Direction:
In the entries that follow, find the word "verified" and report each line it is on.

— BEGIN Material shown —

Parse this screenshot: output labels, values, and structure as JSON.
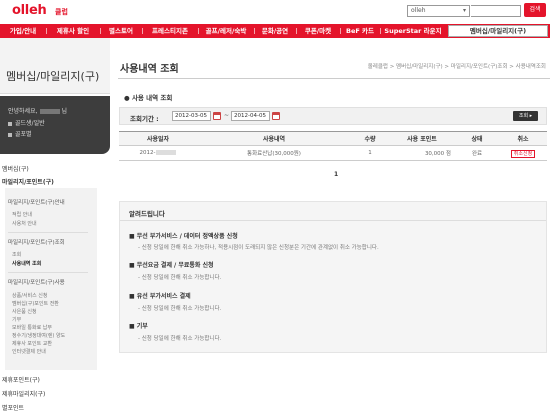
{
  "header": {
    "logo": "olleh",
    "logo_sub": "클럽",
    "search_select": "olleh",
    "search_button": "검색"
  },
  "gnb": [
    {
      "label": "가입/안내"
    },
    {
      "label": "제휴사 할인"
    },
    {
      "label": "별스토어"
    },
    {
      "label": "프레스티지존"
    },
    {
      "label": "골프/레저/숙박"
    },
    {
      "label": "문화/공연"
    },
    {
      "label": "쿠폰/마켓"
    },
    {
      "label": "BeF 카드"
    },
    {
      "label": "SuperStar 라운지"
    },
    {
      "label": "멤버십/마일리지(구)"
    }
  ],
  "sidebar": {
    "title": "멤버십/마일리지(구)",
    "user": {
      "greeting_prefix": "안녕하세요,",
      "greeting_suffix": "님",
      "grade": "골드생/일반",
      "points": "골포별"
    },
    "menu": {
      "membership": "멤버십(구)",
      "mileage": "마일리지/포인트(구)",
      "group1_title": "마일리지/포인트(구)안내",
      "group1_items": [
        "적립 안내",
        "사용처 안내"
      ],
      "group2_title": "마일리지/포인트(구)조회",
      "group2_items": [
        "조회",
        "사용내역 조회"
      ],
      "group3_title": "마일리지/포인트(구)사용",
      "group3_items": [
        "상품/서비스 신청",
        "멤버십(구)포인트 전환",
        "사은품 신청",
        "기부",
        "모바일 통화료 납부",
        "정수기/냉정대여(렌) 양도",
        "제휴사 포인트 교환",
        "인터넷결제 안내"
      ],
      "partner_points": "제휴포인트(구)",
      "partner_mileage": "제휴마일리지(구)",
      "star_point": "별포인트"
    }
  },
  "main": {
    "page_title": "사용내역 조회",
    "breadcrumb": "올레클럽 > 멤버십/마일리지(구) > 마일리지/포인트(구)조회 > 사용내역조회",
    "section_title": "사용 내역 조회",
    "period_label": "조회기간 :",
    "date_from": "2012-03-05",
    "date_to": "2012-04-05",
    "tilde": "~",
    "query_button": "조회 ▸",
    "table": {
      "headers": [
        "사용일자",
        "사용내역",
        "수량",
        "사용 포인트",
        "상태",
        "취소"
      ],
      "rows": [
        {
          "date": "2012-",
          "desc": "통화료산납(30,000원)",
          "qty": "1",
          "points": "30,000 점",
          "status": "완료",
          "cancel": "취소신청"
        }
      ]
    },
    "pager": "1",
    "notice": {
      "title": "알려드립니다",
      "items": [
        {
          "head": "■ 무선 부가서비스 / 데이터 정액상품 신청",
          "desc": "- 신청 당일에 한해 취소 가능하나, 적용시점이 도래되지 않은 신청분은 기간에 관계없이 취소 가능합니다."
        },
        {
          "head": "■ 무선요금 결제 / 무료통화 신청",
          "desc": "- 신청 당일에 한해 취소 가능합니다."
        },
        {
          "head": "■ 유선 부가서비스 결제",
          "desc": "- 신청 당일에 한해 취소 가능합니다."
        },
        {
          "head": "■ 기부",
          "desc": "- 신청 당일에 한해 취소 가능합니다."
        }
      ]
    }
  },
  "colors": {
    "brand_red": "#e4142b",
    "sidebar_dark": "#3d3d3d"
  }
}
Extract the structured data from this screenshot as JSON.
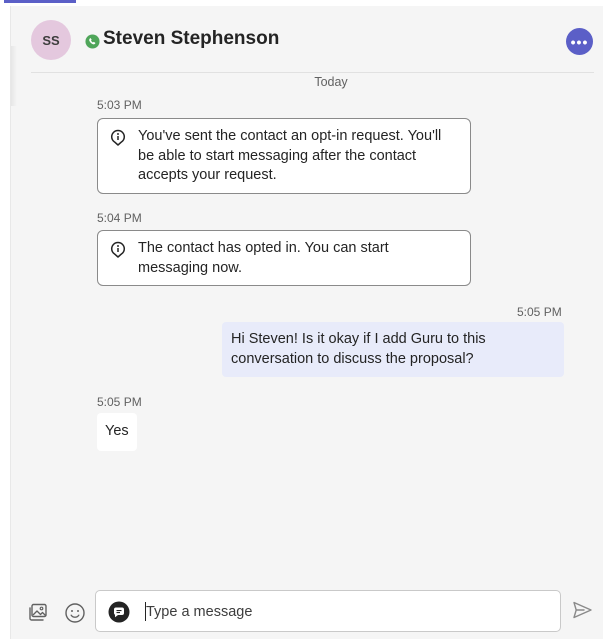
{
  "header": {
    "avatar_initials": "SS",
    "contact_name": "Steven Stephenson",
    "channel_icon": "whatsapp-icon",
    "more_label": "•••",
    "accent_color": "#5b5fc7"
  },
  "conversation": {
    "date_label": "Today",
    "messages": [
      {
        "type": "system",
        "time": "5:03 PM",
        "text": "You've sent the contact an opt-in request. You'll be able to start messaging after the contact accepts your request.",
        "icon": "info-icon"
      },
      {
        "type": "system",
        "time": "5:04 PM",
        "text": "The contact has opted in. You can start messaging now.",
        "icon": "info-icon"
      },
      {
        "type": "outgoing",
        "time": "5:05 PM",
        "text": "Hi Steven! Is it okay if I add Guru to this conversation to discuss the proposal?"
      },
      {
        "type": "incoming",
        "time": "5:05 PM",
        "text": "Yes"
      }
    ]
  },
  "composer": {
    "placeholder": "Type a message",
    "left_icons": [
      "media-gallery-icon",
      "emoji-icon"
    ],
    "inner_icon": "chat-bubble-icon",
    "send_icon": "send-icon"
  }
}
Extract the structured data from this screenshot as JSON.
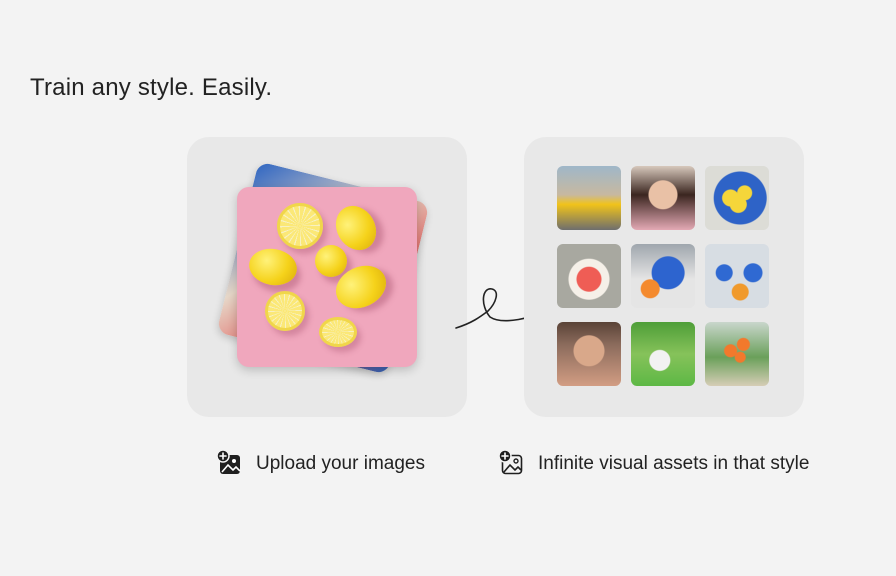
{
  "headline": "Train any style. Easily.",
  "upload": {
    "label": "Upload your images",
    "icon": "add-image-icon"
  },
  "output": {
    "label": "Infinite visual assets in that style",
    "icon": "add-image-icon"
  },
  "thumbnails": [
    "taxi-street-thumbnail",
    "woman-portrait-thumbnail",
    "lemons-plate-thumbnail",
    "watermelon-plate-thumbnail",
    "blue-bowl-oranges-thumbnail",
    "blue-glass-oranges-thumbnail",
    "man-portrait-thumbnail",
    "dog-park-thumbnail",
    "orange-tree-thumbnail"
  ]
}
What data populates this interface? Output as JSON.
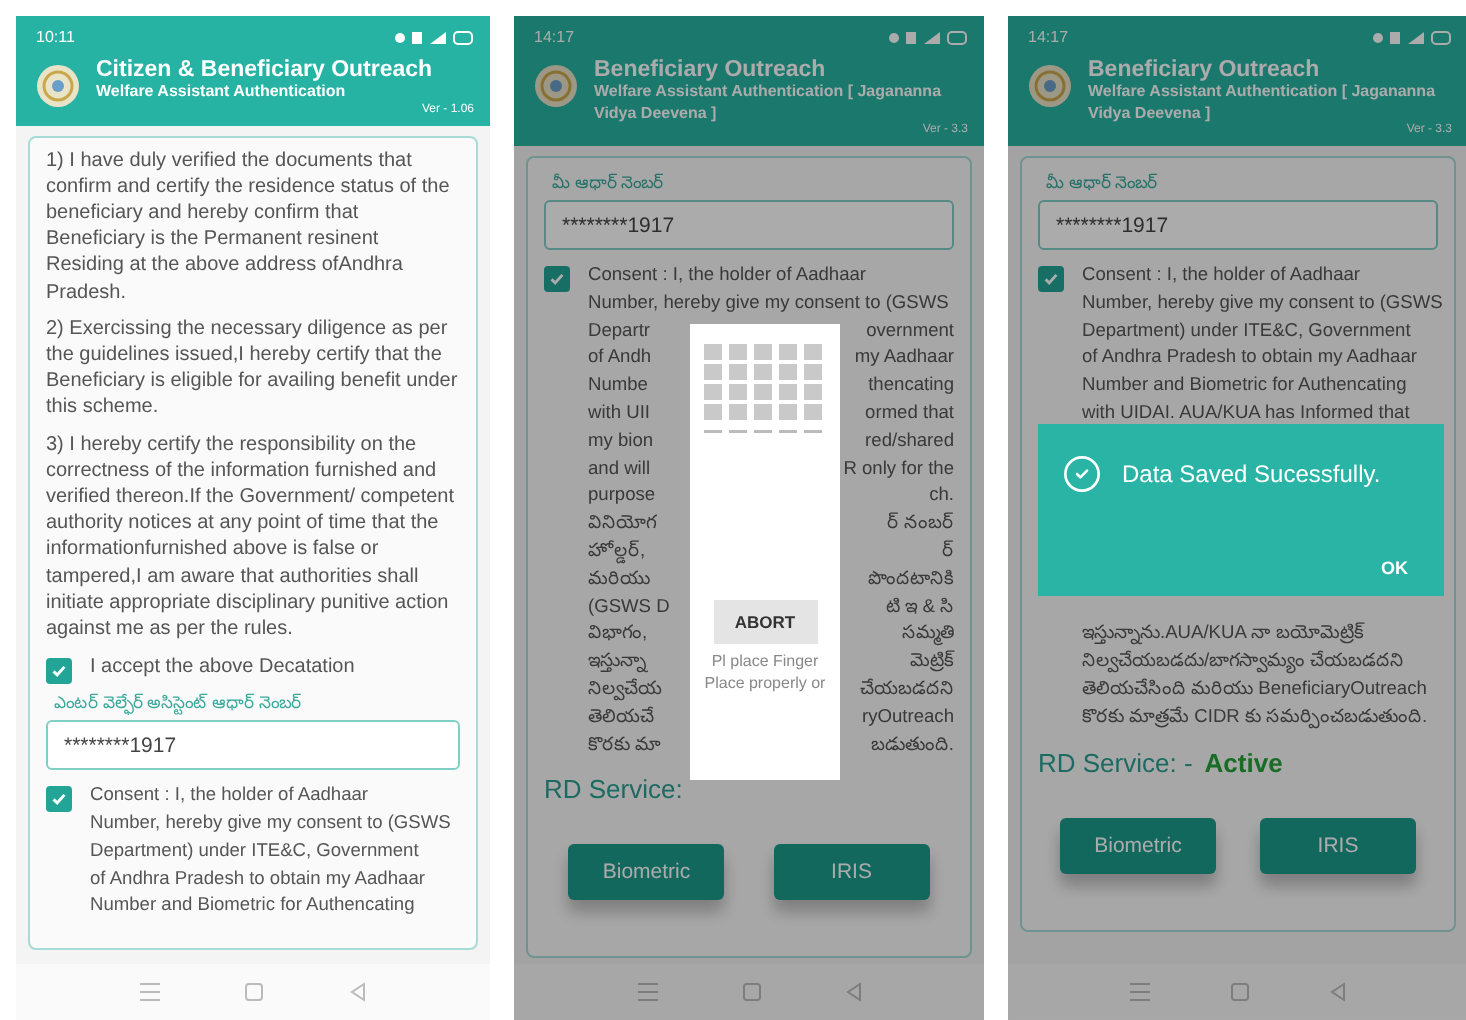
{
  "phones": [
    {
      "status_time": "10:11",
      "app_title": "Citizen & Beneficiary Outreach",
      "app_subtitle": "Welfare Assistant Authentication",
      "version": "Ver - 1.06",
      "declarations": [
        "1) I have duly verified the documents that confirm and certify the residence status of the beneficiary and hereby confirm that Beneficiary is the Permanent resinent Residing at the above address ofAndhra Pradesh.",
        "2) Exercissing the necessary diligence as per the guidelines issued,I hereby certify that the Beneficiary is eligible for availing benefit under this scheme.",
        "3) I hereby certify the responsibility on the correctness of the information furnished and verified thereon.If the Government/ competent authority notices at any point of time that the informationfurnished above is false or tampered,I am aware that authorities shall initiate appropriate disciplinary punitive action against me as per the rules."
      ],
      "accept": {
        "label": "I accept the above Decatation",
        "checked": true
      },
      "aadhaar_field": {
        "label": "ఎంటర్ వెల్ఫేర్ అసిస్టెంట్ ఆధార్ నెంబర్",
        "value": "********1917"
      },
      "consent": {
        "checked": true,
        "lines": [
          {
            "kind": "full",
            "text": "Consent : I, the holder of Aadhaar"
          },
          {
            "kind": "full",
            "text": "Number, hereby give my consent to (GSWS"
          },
          {
            "kind": "full",
            "text": "Department) under ITE&C, Government"
          },
          {
            "kind": "full",
            "text": "of Andhra Pradesh to obtain my Aadhaar"
          },
          {
            "kind": "full",
            "text": "Number and Biometric for Authencating"
          }
        ]
      }
    },
    {
      "status_time": "14:17",
      "app_title": "Beneficiary Outreach",
      "app_subtitle": "Welfare Assistant Authentication [ Jagananna Vidya Deevena ]",
      "version": "Ver - 3.3",
      "aadhaar_field": {
        "label": "మీ ఆధార్ నెంబర్",
        "value": "********1917"
      },
      "consent": {
        "checked": true,
        "lines": [
          {
            "kind": "full",
            "text": "Consent : I, the holder of Aadhaar"
          },
          {
            "kind": "full",
            "text": "Number, hereby give my consent to (GSWS"
          },
          {
            "kind": "split",
            "left": "Departr",
            "right": "overnment"
          },
          {
            "kind": "split",
            "left": "of Andh",
            "right": "my Aadhaar"
          },
          {
            "kind": "split",
            "left": "Numbe",
            "right": "thencating"
          },
          {
            "kind": "split",
            "left": "with UII",
            "right": "ormed that"
          },
          {
            "kind": "split",
            "left": "my bion",
            "right": "red/shared"
          },
          {
            "kind": "split",
            "left": "and will",
            "right": "R only for the"
          },
          {
            "kind": "split",
            "left": "purpose",
            "right": "ch."
          },
          {
            "kind": "split",
            "left": "వినియోగ",
            "right": "ర్ నంబర్"
          },
          {
            "kind": "split",
            "left": "హోల్డర్,",
            "right": "ర్"
          },
          {
            "kind": "split",
            "left": "మరియు",
            "right": "పొందటానికి"
          },
          {
            "kind": "split",
            "left": "(GSWS D",
            "right": "టి ఇ & సి"
          },
          {
            "kind": "split",
            "left": "విభాగం,",
            "right": "సమ్మతి"
          },
          {
            "kind": "split",
            "left": "ఇస్తున్నా",
            "right": "మెట్రిక్"
          },
          {
            "kind": "split",
            "left": "నిల్వచేయ",
            "right": "చేయబడదని"
          },
          {
            "kind": "split",
            "left": "తెలియచే",
            "right": "ryOutreach"
          },
          {
            "kind": "split",
            "left": "కొరకు మా",
            "right": "బడుతుంది."
          }
        ]
      },
      "rd_service": {
        "label": "RD Service:"
      },
      "buttons": [
        "Biometric",
        "IRIS"
      ],
      "dialog": {
        "kind": "fingerprint",
        "button": "ABORT",
        "message": "Pl place Finger Place properly or"
      }
    },
    {
      "status_time": "14:17",
      "app_title": "Beneficiary Outreach",
      "app_subtitle": "Welfare Assistant Authentication [ Jagananna Vidya Deevena ]",
      "version": "Ver - 3.3",
      "aadhaar_field": {
        "label": "మీ ఆధార్ నెంబర్",
        "value": "********1917"
      },
      "consent": {
        "checked": true,
        "lines": [
          {
            "kind": "full",
            "text": "Consent : I, the holder of Aadhaar"
          },
          {
            "kind": "full",
            "text": "Number, hereby give my consent to (GSWS"
          },
          {
            "kind": "full",
            "text": "Department) under ITE&C, Government"
          },
          {
            "kind": "full",
            "text": "of Andhra Pradesh to obtain my Aadhaar"
          },
          {
            "kind": "full",
            "text": "Number and Biometric for Authencating"
          },
          {
            "kind": "full",
            "text": "with UIDAI. AUA/KUA has Informed that"
          },
          {
            "kind": "gap"
          },
          {
            "kind": "gap"
          },
          {
            "kind": "gap"
          },
          {
            "kind": "gap"
          },
          {
            "kind": "gap"
          },
          {
            "kind": "gap"
          },
          {
            "kind": "gap"
          },
          {
            "kind": "full",
            "text": "ఇస్తున్నాను.AUA/KUA నా బయోమెట్రిక్"
          },
          {
            "kind": "full",
            "text": "నిల్వచేయబడదు/బాగస్వామ్యం చేయబడదని"
          },
          {
            "kind": "full",
            "text": "తెలియచేసింది మరియు BeneficiaryOutreach"
          },
          {
            "kind": "full",
            "text": "కొరకు మాత్రమే CIDR కు సమర్పించబడుతుంది."
          }
        ]
      },
      "rd_service": {
        "label": "RD Service: -",
        "status": "Active"
      },
      "buttons": [
        "Biometric",
        "IRIS"
      ],
      "dialog": {
        "kind": "message",
        "message": "Data Saved Sucessfully.",
        "button": "OK"
      }
    }
  ]
}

— END Material shown —

The result:
        "1) I have duly verified the documents that confirm and certify the residence status of the beneficiary and hereby confirm that Beneficiary is the Permanent resinent Residing at the above address ofAndhra Pradesh.",
        "3) I hereby certify the responsibility on the correctness of the information furnished and verified thereon.If the Government/ competent authority notices at any point of time that the informationfurnished above is false or tampered,I am aware that authorities shall initiate appropriate disciplinary punitive action against me as per the rules."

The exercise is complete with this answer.